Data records
------------------------------------------------------------------------

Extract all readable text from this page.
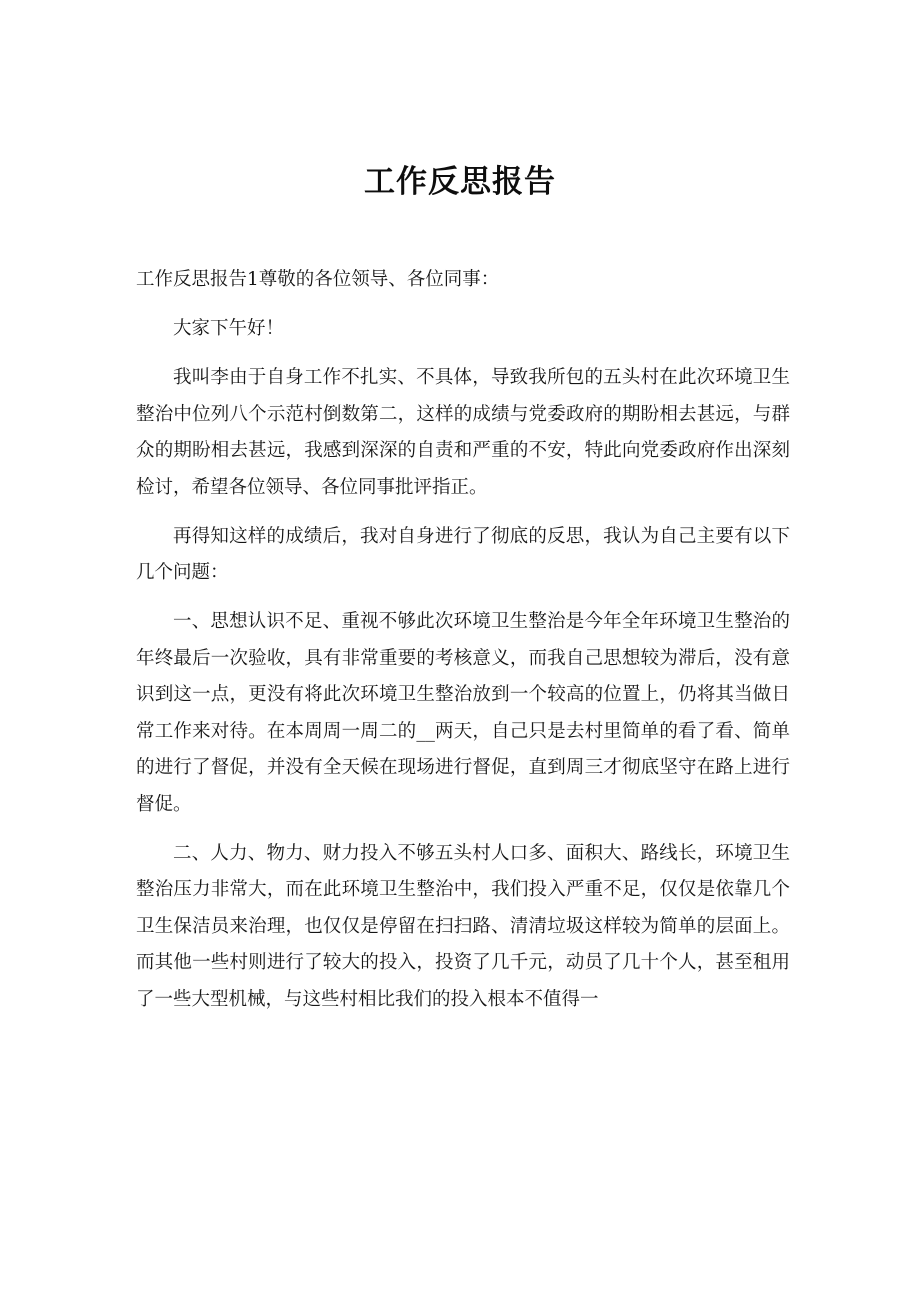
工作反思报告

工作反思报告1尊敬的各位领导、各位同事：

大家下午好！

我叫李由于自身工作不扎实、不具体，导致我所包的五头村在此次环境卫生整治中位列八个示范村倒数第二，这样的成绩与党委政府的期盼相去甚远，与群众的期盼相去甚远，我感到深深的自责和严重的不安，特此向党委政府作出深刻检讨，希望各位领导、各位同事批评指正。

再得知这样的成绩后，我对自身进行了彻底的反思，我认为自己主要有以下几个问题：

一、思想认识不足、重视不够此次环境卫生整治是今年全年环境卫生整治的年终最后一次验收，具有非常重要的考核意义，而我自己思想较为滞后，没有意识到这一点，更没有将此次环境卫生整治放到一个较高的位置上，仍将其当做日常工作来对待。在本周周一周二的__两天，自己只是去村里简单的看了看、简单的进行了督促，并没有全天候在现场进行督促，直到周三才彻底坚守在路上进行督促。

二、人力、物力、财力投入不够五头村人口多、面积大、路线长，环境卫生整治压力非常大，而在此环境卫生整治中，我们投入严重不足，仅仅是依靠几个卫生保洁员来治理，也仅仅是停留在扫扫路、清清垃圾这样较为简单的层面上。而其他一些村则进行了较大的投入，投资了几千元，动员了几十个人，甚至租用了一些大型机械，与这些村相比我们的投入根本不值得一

------------------------------------------------------------------------

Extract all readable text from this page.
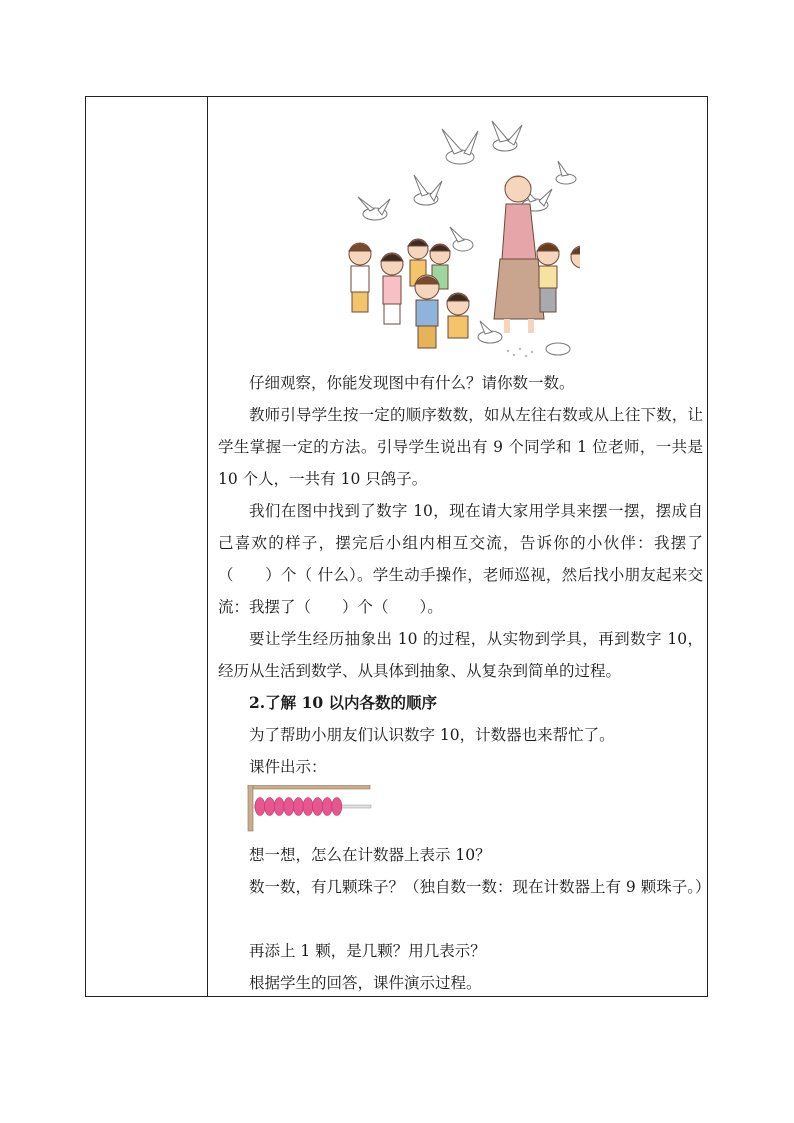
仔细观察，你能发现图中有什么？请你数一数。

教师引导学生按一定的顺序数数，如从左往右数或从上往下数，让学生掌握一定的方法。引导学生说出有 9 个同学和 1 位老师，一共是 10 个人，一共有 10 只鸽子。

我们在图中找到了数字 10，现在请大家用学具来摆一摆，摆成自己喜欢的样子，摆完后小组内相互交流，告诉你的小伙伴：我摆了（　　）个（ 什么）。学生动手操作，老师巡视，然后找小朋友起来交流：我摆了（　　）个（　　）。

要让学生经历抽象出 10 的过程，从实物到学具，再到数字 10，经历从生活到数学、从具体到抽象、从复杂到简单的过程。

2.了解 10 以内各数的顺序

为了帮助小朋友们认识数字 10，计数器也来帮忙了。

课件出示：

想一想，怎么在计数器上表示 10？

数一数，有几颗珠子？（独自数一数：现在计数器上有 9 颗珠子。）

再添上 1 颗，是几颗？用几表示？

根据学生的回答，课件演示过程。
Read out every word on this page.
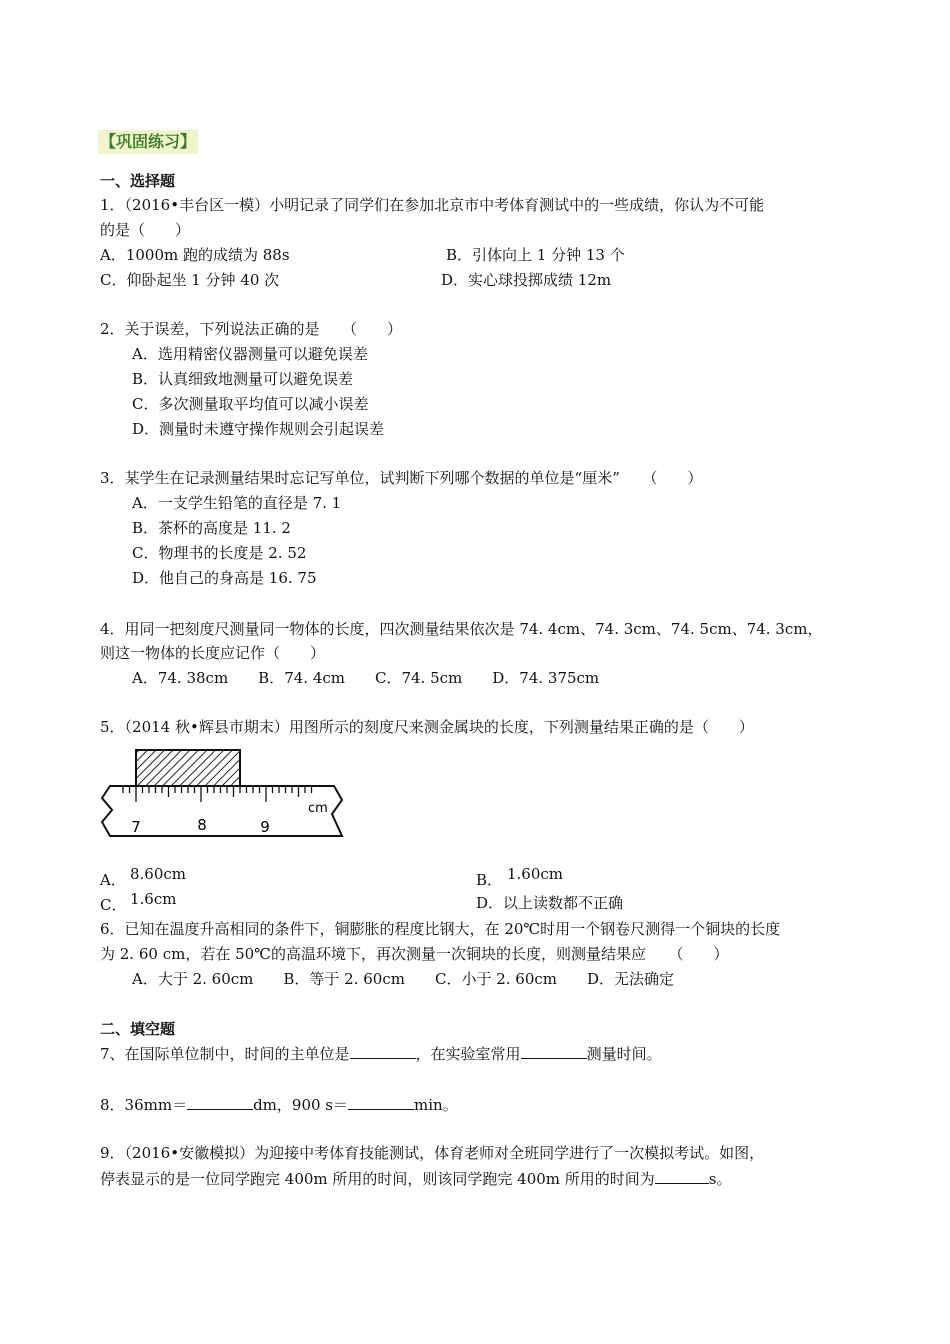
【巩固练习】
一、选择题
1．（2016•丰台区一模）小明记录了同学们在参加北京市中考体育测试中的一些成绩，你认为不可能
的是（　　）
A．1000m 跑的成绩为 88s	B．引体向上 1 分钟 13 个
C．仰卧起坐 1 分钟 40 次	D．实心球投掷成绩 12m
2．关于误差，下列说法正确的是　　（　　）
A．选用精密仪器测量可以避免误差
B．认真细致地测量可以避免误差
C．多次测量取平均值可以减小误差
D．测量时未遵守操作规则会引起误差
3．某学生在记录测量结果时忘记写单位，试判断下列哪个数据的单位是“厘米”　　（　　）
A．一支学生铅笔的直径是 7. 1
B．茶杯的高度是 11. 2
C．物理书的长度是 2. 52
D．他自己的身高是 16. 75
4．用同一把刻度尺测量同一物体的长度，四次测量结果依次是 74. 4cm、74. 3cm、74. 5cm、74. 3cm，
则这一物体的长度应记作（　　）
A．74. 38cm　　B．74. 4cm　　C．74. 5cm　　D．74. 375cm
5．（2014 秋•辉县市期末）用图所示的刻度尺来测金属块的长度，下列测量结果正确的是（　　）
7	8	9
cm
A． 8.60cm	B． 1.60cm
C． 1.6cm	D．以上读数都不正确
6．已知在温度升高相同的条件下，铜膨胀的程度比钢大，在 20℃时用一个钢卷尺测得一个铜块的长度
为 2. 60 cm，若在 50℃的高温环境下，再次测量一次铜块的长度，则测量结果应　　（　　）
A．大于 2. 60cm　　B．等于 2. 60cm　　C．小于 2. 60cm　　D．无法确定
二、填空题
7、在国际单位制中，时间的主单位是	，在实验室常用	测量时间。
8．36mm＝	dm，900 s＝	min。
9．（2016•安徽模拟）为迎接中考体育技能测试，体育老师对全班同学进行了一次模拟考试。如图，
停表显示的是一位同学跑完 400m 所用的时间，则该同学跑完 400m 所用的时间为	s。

------------------------------------------------------------------------

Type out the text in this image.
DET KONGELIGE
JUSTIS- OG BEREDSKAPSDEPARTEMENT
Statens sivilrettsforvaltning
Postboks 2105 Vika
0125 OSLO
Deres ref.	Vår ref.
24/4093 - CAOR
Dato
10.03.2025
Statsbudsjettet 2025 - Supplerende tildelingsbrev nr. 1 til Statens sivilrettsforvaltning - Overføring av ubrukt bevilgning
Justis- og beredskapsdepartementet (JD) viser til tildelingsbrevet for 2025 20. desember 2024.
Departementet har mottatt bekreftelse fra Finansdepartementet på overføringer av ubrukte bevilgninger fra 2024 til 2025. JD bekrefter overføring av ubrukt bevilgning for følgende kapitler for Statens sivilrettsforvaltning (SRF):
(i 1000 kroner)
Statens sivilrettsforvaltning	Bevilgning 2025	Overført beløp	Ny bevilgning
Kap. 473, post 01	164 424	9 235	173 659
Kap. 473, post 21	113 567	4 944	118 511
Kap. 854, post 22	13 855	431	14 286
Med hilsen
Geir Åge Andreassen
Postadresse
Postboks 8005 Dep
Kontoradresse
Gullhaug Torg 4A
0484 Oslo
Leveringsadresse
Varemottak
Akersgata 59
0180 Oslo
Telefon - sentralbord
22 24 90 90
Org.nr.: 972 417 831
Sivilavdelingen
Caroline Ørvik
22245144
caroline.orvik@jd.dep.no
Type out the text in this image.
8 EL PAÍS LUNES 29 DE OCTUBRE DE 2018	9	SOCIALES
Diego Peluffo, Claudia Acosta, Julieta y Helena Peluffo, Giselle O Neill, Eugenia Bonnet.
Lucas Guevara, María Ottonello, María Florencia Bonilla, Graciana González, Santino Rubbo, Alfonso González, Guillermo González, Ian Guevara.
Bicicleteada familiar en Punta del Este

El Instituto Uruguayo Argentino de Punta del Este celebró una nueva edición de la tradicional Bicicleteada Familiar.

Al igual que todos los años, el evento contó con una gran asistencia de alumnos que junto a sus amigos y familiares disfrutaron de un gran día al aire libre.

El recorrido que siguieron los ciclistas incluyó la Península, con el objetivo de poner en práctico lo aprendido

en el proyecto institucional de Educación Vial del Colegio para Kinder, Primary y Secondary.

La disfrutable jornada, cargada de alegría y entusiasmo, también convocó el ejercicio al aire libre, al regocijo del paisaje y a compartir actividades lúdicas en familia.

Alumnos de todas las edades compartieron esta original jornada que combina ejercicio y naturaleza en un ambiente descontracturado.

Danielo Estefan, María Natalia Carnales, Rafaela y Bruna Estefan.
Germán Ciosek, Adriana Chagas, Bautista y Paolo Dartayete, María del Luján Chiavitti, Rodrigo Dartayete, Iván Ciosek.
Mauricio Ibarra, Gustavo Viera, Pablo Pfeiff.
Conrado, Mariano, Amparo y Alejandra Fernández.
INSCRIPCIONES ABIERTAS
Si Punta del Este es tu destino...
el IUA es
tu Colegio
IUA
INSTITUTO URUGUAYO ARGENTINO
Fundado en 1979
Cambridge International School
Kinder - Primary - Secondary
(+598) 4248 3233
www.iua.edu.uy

------------------------------------------------------------------------

(Task description)
From the entries above, collect every line with the string "aire" in it.

(Task response)
Al igual que todos los años, el evento contó con una gran asistencia de alumnos que junto a sus amigos y familiares disfrutaron de un gran día al aire libre.
La disfrutable jornada, cargada de alegría y entusiasmo, también convocó el ejercicio al aire libre, al regocijo del paisaje y a compartir actividades lúdicas en familia.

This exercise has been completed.